**ARTICLE**
════════

But eight weeks after the war's end, most of that confident intelligence has yet to pan out, and a growing number of experts think it never will. Current and former U.S. officials have begun to question whether the weapons will ever be found in anything like the quantities the U.S. suggested before the war — if found at all — and whether the U.S. gamed the intelligence to justify the invasion. For now, WMD seems to stand for weapons of mass disappearance. Smarting from the accusations that they had cooked the books, top U.S. officials fanned out late last week to say the hunt would go on and the weapons would eventually be found. CIA officials told TIME that they would produce a round of fresh evidence for increasingly wary lawmakers as early as next week. After dispatching dozens of G.I. patrols to some 300 suspected WMD sites in Iraq over the past two months, only to come up empty-handed, the Pentagon announced last week that it will shift from hunting for banned weapons to hunting for documents and people who might be able to say where banned weapons are — or were. But it is clear that the U.S. is running out of good leads. "We've been to virtually every ammunition supply point between the Kuwaiti border and Baghdad," Lieut. General James T. Conway, commander of the 1st Marine Expeditionary Force, said last week. "But they're simply not there."

════════

**DIRECTIONS**
[1] Decide whether each statement agrees with the article on the weapons hunt in Iraq. Answer yes or no for each, quoting the words of the article that decide it.
(a) Over the past two months, patrols were sent to about 300 suspected weapons sites in Iraq.
(b) The Pentagon announced it would stop looking for documents and people and focus on finding the weapons themselves.
(c) Lieut. General James T. Conway commands the 1st Marine Expeditionary Force.
[2] Write out the records from their first line through the line that contains "toolbar-separator xyxy=(548,51,549,67)", including both of those lines.

════════

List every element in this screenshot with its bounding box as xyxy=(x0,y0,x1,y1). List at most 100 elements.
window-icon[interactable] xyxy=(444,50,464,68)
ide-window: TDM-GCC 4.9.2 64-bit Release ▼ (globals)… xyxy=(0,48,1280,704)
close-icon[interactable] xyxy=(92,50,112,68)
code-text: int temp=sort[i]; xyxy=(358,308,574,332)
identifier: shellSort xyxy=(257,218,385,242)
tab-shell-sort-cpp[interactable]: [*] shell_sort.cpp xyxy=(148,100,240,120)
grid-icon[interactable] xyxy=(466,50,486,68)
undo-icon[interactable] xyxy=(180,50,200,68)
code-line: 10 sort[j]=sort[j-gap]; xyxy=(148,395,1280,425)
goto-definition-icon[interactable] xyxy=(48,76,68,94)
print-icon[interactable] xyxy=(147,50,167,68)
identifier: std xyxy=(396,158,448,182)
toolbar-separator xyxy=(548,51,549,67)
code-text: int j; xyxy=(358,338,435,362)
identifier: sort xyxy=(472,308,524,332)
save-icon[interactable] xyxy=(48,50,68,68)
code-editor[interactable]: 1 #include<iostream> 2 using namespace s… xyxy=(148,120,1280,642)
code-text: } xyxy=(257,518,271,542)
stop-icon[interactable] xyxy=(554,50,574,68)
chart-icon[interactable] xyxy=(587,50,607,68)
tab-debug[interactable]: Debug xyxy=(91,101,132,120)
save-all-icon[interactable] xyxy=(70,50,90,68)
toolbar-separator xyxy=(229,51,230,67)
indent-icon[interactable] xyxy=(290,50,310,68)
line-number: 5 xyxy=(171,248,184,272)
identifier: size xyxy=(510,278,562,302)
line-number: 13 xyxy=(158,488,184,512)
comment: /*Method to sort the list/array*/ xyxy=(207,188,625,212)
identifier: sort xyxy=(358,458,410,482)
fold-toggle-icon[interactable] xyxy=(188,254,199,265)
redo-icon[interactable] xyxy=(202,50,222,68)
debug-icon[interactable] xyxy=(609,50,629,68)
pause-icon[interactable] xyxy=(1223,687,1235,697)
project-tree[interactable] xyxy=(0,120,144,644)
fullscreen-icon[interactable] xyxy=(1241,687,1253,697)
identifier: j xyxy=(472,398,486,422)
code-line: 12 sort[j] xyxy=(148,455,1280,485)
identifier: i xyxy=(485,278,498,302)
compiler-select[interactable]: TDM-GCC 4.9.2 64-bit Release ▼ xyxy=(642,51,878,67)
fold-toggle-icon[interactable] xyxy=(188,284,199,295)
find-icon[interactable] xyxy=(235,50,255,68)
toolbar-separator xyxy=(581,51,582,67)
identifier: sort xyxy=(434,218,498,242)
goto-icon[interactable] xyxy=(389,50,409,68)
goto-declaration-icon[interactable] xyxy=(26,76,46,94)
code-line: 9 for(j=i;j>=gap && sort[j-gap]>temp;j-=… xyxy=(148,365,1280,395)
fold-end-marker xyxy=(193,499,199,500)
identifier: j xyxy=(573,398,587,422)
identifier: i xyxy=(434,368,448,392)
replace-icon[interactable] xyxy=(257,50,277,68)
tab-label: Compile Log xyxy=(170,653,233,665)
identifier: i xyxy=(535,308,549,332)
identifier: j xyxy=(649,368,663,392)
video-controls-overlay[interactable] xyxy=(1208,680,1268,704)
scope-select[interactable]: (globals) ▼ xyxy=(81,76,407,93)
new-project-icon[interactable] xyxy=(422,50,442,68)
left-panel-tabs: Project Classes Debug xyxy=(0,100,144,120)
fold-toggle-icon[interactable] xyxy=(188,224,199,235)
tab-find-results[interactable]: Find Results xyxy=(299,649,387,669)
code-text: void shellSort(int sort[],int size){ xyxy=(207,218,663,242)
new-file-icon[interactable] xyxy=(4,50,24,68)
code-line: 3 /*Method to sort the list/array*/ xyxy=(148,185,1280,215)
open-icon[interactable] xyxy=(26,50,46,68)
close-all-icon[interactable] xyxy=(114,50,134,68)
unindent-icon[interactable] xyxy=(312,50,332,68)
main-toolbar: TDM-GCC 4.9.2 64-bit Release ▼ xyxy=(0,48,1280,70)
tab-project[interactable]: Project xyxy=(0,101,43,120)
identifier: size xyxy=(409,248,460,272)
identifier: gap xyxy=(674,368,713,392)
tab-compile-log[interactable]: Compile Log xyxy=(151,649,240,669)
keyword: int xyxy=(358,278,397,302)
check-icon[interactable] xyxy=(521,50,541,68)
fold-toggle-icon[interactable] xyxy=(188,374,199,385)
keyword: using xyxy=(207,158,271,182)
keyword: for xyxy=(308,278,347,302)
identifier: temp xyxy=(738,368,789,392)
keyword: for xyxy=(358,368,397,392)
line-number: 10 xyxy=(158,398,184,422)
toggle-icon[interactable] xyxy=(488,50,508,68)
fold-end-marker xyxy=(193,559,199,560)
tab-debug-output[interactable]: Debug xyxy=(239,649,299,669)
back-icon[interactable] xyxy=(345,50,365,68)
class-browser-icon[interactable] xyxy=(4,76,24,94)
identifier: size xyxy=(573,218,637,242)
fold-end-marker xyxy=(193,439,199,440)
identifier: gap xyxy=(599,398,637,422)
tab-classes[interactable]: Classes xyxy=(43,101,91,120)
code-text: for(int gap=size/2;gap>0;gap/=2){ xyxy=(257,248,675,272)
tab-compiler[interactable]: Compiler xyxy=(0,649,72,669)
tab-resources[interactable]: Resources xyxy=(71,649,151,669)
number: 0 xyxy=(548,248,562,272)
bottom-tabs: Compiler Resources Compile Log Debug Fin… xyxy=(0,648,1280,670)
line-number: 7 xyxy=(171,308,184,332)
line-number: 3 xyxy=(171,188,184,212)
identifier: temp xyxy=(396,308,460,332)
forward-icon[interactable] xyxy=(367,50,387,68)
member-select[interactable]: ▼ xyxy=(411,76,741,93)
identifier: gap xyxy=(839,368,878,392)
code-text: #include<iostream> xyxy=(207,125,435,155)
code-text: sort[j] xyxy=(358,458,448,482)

════════

**SOLUTIONS IN ORDER**
[1]
(a) Yes: "dispatching dozens of G.I. patrols to some 300 suspected WMD sites in Iraq over the past two months"
(b) No: "it will shift from hunting for banned weapons to hunting for documents and people who might be able to say where banned weapons are — or were"
(c) Yes: "Lieut. General James T. Conway, commander of the 1st Marine Expeditionary Force"

[2]
List every element in this screenshot with its bounding box as xyxy=(x0,y0,x1,y1). List at most 100 elements.
window-icon[interactable] xyxy=(444,50,464,68)
ide-window: TDM-GCC 4.9.2 64-bit Release ▼ (globals)… xyxy=(0,48,1280,704)
close-icon[interactable] xyxy=(92,50,112,68)
code-text: int temp=sort[i]; xyxy=(358,308,574,332)
identifier: shellSort xyxy=(257,218,385,242)
tab-shell-sort-cpp[interactable]: [*] shell_sort.cpp xyxy=(148,100,240,120)
grid-icon[interactable] xyxy=(466,50,486,68)
undo-icon[interactable] xyxy=(180,50,200,68)
code-line: 10 sort[j]=sort[j-gap]; xyxy=(148,395,1280,425)
goto-definition-icon[interactable] xyxy=(48,76,68,94)
print-icon[interactable] xyxy=(147,50,167,68)
identifier: std xyxy=(396,158,448,182)
toolbar-separator xyxy=(548,51,549,67)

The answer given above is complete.